- PROBLEM STATEMENT
Skip the pictures and quote all of the lines exactly.
-- MATERIAL FOR THIS EXERCISE start --
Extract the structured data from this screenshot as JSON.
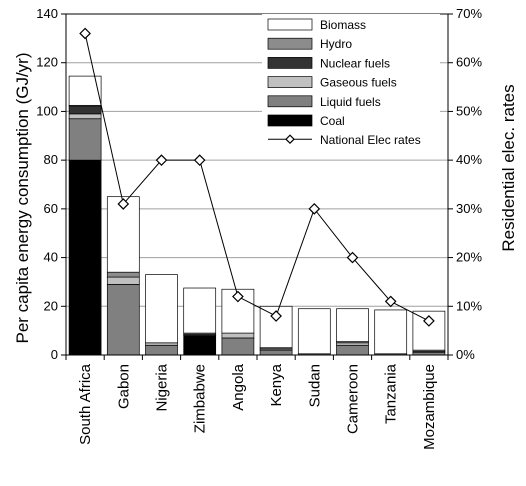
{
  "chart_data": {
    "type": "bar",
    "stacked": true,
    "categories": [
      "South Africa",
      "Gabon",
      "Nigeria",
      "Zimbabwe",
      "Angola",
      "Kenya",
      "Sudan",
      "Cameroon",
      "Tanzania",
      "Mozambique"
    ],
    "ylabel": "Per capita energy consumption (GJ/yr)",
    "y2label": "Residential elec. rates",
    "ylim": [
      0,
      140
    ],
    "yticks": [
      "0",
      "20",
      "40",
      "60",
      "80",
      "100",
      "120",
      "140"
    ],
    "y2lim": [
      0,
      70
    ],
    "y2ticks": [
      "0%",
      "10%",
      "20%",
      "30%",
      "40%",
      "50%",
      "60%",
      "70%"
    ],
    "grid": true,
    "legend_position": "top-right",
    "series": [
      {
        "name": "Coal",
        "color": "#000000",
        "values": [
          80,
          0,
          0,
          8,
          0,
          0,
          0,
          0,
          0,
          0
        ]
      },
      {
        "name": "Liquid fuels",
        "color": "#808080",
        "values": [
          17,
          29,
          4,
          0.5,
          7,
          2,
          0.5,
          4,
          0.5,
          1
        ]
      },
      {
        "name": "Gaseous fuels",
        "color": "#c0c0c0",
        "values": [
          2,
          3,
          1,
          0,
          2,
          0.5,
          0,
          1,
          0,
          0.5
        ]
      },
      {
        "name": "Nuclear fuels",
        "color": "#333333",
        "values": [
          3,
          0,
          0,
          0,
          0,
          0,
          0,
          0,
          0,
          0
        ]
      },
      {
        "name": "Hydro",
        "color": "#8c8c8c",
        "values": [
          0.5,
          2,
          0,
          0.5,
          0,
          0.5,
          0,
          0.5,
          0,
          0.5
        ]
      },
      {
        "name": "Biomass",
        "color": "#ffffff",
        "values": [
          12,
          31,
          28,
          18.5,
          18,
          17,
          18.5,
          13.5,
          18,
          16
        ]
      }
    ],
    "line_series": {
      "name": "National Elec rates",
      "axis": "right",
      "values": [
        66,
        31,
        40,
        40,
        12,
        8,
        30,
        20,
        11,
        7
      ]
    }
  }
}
-- MATERIAL FOR THIS EXERCISE end --
- EXERCISE SOLUTION
Extract the structured data from this screenshot as JSON.
{
  "chart_data": {
    "type": "bar",
    "stacked": true,
    "categories": [
      "South Africa",
      "Gabon",
      "Nigeria",
      "Zimbabwe",
      "Angola",
      "Kenya",
      "Sudan",
      "Cameroon",
      "Tanzania",
      "Mozambique"
    ],
    "ylabel": "Per capita energy consumption (GJ/yr)",
    "y2label": "Residential elec. rates",
    "ylim": [
      0,
      140
    ],
    "yticks": [
      "0",
      "20",
      "40",
      "60",
      "80",
      "100",
      "120",
      "140"
    ],
    "y2lim": [
      0,
      70
    ],
    "y2ticks": [
      "0%",
      "10%",
      "20%",
      "30%",
      "40%",
      "50%",
      "60%",
      "70%"
    ],
    "grid": true,
    "legend_position": "top-right",
    "series": [
      {
        "name": "Coal",
        "color": "#000000",
        "values": [
          80,
          0,
          0,
          8,
          0,
          0,
          0,
          0,
          0,
          0
        ]
      },
      {
        "name": "Liquid fuels",
        "color": "#808080",
        "values": [
          17,
          29,
          4,
          0.5,
          7,
          2,
          0.5,
          4,
          0.5,
          1
        ]
      },
      {
        "name": "Gaseous fuels",
        "color": "#c0c0c0",
        "values": [
          2,
          3,
          1,
          0,
          2,
          0.5,
          0,
          1,
          0,
          0.5
        ]
      },
      {
        "name": "Nuclear fuels",
        "color": "#333333",
        "values": [
          3,
          0,
          0,
          0,
          0,
          0,
          0,
          0,
          0,
          0
        ]
      },
      {
        "name": "Hydro",
        "color": "#8c8c8c",
        "values": [
          0.5,
          2,
          0,
          0.5,
          0,
          0.5,
          0,
          0.5,
          0,
          0.5
        ]
      },
      {
        "name": "Biomass",
        "color": "#ffffff",
        "values": [
          12,
          31,
          28,
          18.5,
          18,
          17,
          18.5,
          13.5,
          18,
          16
        ]
      }
    ],
    "line_series": {
      "name": "National Elec rates",
      "axis": "right",
      "values": [
        66,
        31,
        40,
        40,
        12,
        8,
        30,
        20,
        11,
        7
      ]
    }
  }
}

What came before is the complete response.